• **Exercise task**: Every line of the data must be copied exactly.
--- Supplied information ---
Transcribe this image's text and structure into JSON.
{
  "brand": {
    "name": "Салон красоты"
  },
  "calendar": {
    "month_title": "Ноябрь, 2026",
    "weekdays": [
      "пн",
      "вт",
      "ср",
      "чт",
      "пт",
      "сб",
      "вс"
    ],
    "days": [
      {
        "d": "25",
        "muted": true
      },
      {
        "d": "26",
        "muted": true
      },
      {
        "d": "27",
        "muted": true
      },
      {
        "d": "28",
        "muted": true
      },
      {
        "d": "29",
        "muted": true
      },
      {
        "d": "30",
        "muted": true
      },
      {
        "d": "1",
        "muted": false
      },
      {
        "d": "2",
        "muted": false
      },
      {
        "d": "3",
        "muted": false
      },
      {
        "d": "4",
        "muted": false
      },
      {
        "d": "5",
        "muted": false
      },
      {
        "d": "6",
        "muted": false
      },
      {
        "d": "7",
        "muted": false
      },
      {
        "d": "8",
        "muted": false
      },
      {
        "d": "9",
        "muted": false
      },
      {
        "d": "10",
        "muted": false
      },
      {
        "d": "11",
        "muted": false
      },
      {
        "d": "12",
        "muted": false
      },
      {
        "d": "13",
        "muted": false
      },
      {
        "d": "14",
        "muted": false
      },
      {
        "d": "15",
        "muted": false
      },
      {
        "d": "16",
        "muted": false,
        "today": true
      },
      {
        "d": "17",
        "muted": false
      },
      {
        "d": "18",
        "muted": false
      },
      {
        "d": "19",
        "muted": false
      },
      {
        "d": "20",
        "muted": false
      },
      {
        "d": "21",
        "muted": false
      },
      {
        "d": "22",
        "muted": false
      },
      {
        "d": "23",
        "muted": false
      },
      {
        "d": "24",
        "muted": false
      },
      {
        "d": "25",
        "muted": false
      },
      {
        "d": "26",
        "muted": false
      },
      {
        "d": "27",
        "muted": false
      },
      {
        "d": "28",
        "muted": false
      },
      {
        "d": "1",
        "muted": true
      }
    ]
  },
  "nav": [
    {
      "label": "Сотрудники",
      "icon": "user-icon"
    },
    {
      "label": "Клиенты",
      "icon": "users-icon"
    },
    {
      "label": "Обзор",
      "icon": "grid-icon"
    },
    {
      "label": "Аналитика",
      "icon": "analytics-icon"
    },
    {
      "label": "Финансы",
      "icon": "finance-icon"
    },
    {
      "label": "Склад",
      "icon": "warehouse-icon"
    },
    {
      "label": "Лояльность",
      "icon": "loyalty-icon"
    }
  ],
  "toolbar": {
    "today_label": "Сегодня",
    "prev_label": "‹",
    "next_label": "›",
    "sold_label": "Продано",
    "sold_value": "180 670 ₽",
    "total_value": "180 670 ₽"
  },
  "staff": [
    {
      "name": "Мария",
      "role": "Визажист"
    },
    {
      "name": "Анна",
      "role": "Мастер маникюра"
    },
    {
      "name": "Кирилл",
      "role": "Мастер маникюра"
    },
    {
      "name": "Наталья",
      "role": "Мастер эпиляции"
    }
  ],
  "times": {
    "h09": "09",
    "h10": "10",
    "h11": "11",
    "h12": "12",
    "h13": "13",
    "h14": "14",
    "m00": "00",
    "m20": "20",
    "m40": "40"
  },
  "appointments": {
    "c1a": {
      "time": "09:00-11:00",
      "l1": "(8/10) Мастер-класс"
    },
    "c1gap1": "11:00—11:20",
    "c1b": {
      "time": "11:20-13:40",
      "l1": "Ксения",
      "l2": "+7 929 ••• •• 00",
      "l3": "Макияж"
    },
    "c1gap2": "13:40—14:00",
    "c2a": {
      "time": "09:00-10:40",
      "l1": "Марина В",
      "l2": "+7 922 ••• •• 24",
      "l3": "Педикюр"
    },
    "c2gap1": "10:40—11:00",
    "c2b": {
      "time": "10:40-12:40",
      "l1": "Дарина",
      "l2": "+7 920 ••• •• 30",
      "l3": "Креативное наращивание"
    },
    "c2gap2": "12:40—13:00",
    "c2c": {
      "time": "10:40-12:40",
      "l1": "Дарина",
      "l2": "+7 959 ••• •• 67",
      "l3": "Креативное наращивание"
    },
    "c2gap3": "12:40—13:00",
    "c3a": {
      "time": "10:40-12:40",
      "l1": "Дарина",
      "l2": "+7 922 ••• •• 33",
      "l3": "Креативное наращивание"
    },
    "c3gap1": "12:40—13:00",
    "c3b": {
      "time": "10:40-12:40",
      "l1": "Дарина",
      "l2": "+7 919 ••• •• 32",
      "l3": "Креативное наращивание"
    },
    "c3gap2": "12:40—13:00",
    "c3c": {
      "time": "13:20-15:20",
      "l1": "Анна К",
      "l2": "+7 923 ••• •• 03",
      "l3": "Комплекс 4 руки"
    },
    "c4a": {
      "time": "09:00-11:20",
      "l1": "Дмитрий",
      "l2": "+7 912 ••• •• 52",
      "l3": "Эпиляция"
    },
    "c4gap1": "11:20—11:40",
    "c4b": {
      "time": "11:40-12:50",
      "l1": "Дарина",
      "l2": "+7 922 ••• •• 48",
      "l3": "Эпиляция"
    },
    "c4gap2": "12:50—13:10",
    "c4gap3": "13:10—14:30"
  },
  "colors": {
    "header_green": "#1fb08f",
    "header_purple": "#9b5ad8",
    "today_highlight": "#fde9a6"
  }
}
---
• **Output below**:
Transcribe this image's text and structure into JSON.
{
  "brand": {
    "name": "Салон красоты"
  },
  "calendar": {
    "month_title": "Ноябрь, 2026",
    "weekdays": [
      "пн",
      "вт",
      "ср",
      "чт",
      "пт",
      "сб",
      "вс"
    ],
    "days": [
      {
        "d": "25",
        "muted": true
      },
      {
        "d": "26",
        "muted": true
      },
      {
        "d": "27",
        "muted": true
      },
      {
        "d": "28",
        "muted": true
      },
      {
        "d": "29",
        "muted": true
      },
      {
        "d": "30",
        "muted": true
      },
      {
        "d": "1",
        "muted": false
      },
      {
        "d": "2",
        "muted": false
      },
      {
        "d": "3",
        "muted": false
      },
      {
        "d": "4",
        "muted": false
      },
      {
        "d": "5",
        "muted": false
      },
      {
        "d": "6",
        "muted": false
      },
      {
        "d": "7",
        "muted": false
      },
      {
        "d": "8",
        "muted": false
      },
      {
        "d": "9",
        "muted": false
      },
      {
        "d": "10",
        "muted": false
      },
      {
        "d": "11",
        "muted": false
      },
      {
        "d": "12",
        "muted": false
      },
      {
        "d": "13",
        "muted": false
      },
      {
        "d": "14",
        "muted": false
      },
      {
        "d": "15",
        "muted": false
      },
      {
        "d": "16",
        "muted": false,
        "today": true
      },
      {
        "d": "17",
        "muted": false
      },
      {
        "d": "18",
        "muted": false
      },
      {
        "d": "19",
        "muted": false
      },
      {
        "d": "20",
        "muted": false
      },
      {
        "d": "21",
        "muted": false
      },
      {
        "d": "22",
        "muted": false
      },
      {
        "d": "23",
        "muted": false
      },
      {
        "d": "24",
        "muted": false
      },
      {
        "d": "25",
        "muted": false
      },
      {
        "d": "26",
        "muted": false
      },
      {
        "d": "27",
        "muted": false
      },
      {
        "d": "28",
        "muted": false
      },
      {
        "d": "1",
        "muted": true
      }
    ]
  },
  "nav": [
    {
      "label": "Сотрудники",
      "icon": "user-icon"
    },
    {
      "label": "Клиенты",
      "icon": "users-icon"
    },
    {
      "label": "Обзор",
      "icon": "grid-icon"
    },
    {
      "label": "Аналитика",
      "icon": "analytics-icon"
    },
    {
      "label": "Финансы",
      "icon": "finance-icon"
    },
    {
      "label": "Склад",
      "icon": "warehouse-icon"
    },
    {
      "label": "Лояльность",
      "icon": "loyalty-icon"
    }
  ],
  "toolbar": {
    "today_label": "Сегодня",
    "prev_label": "‹",
    "next_label": "›",
    "sold_label": "Продано",
    "sold_value": "180 670 ₽",
    "total_value": "180 670 ₽"
  },
  "staff": [
    {
      "name": "Мария",
      "role": "Визажист"
    },
    {
      "name": "Анна",
      "role": "Мастер маникюра"
    },
    {
      "name": "Кирилл",
      "role": "Мастер маникюра"
    },
    {
      "name": "Наталья",
      "role": "Мастер эпиляции"
    }
  ],
  "times": {
    "h09": "09",
    "h10": "10",
    "h11": "11",
    "h12": "12",
    "h13": "13",
    "h14": "14",
    "m00": "00",
    "m20": "20",
    "m40": "40"
  },
  "appointments": {
    "c1a": {
      "time": "09:00-11:00",
      "l1": "(8/10) Мастер-класс"
    },
    "c1gap1": "11:00—11:20",
    "c1b": {
      "time": "11:20-13:40",
      "l1": "Ксения",
      "l2": "+7 929 ••• •• 00",
      "l3": "Макияж"
    },
    "c1gap2": "13:40—14:00",
    "c2a": {
      "time": "09:00-10:40",
      "l1": "Марина В",
      "l2": "+7 922 ••• •• 24",
      "l3": "Педикюр"
    },
    "c2gap1": "10:40—11:00",
    "c2b": {
      "time": "10:40-12:40",
      "l1": "Дарина",
      "l2": "+7 920 ••• •• 30",
      "l3": "Креативное наращивание"
    },
    "c2gap2": "12:40—13:00",
    "c2c": {
      "time": "10:40-12:40",
      "l1": "Дарина",
      "l2": "+7 959 ••• •• 67",
      "l3": "Креативное наращивание"
    },
    "c2gap3": "12:40—13:00",
    "c3a": {
      "time": "10:40-12:40",
      "l1": "Дарина",
      "l2": "+7 922 ••• •• 33",
      "l3": "Креативное наращивание"
    },
    "c3gap1": "12:40—13:00",
    "c3b": {
      "time": "10:40-12:40",
      "l1": "Дарина",
      "l2": "+7 919 ••• •• 32",
      "l3": "Креативное наращивание"
    },
    "c3gap2": "12:40—13:00",
    "c3c": {
      "time": "13:20-15:20",
      "l1": "Анна К",
      "l2": "+7 923 ••• •• 03",
      "l3": "Комплекс 4 руки"
    },
    "c4a": {
      "time": "09:00-11:20",
      "l1": "Дмитрий",
      "l2": "+7 912 ••• •• 52",
      "l3": "Эпиляция"
    },
    "c4gap1": "11:20—11:40",
    "c4b": {
      "time": "11:40-12:50",
      "l1": "Дарина",
      "l2": "+7 922 ••• •• 48",
      "l3": "Эпиляция"
    },
    "c4gap2": "12:50—13:10",
    "c4gap3": "13:10—14:30"
  },
  "colors": {
    "header_green": "#1fb08f",
    "header_purple": "#9b5ad8",
    "today_highlight": "#fde9a6"
  }
}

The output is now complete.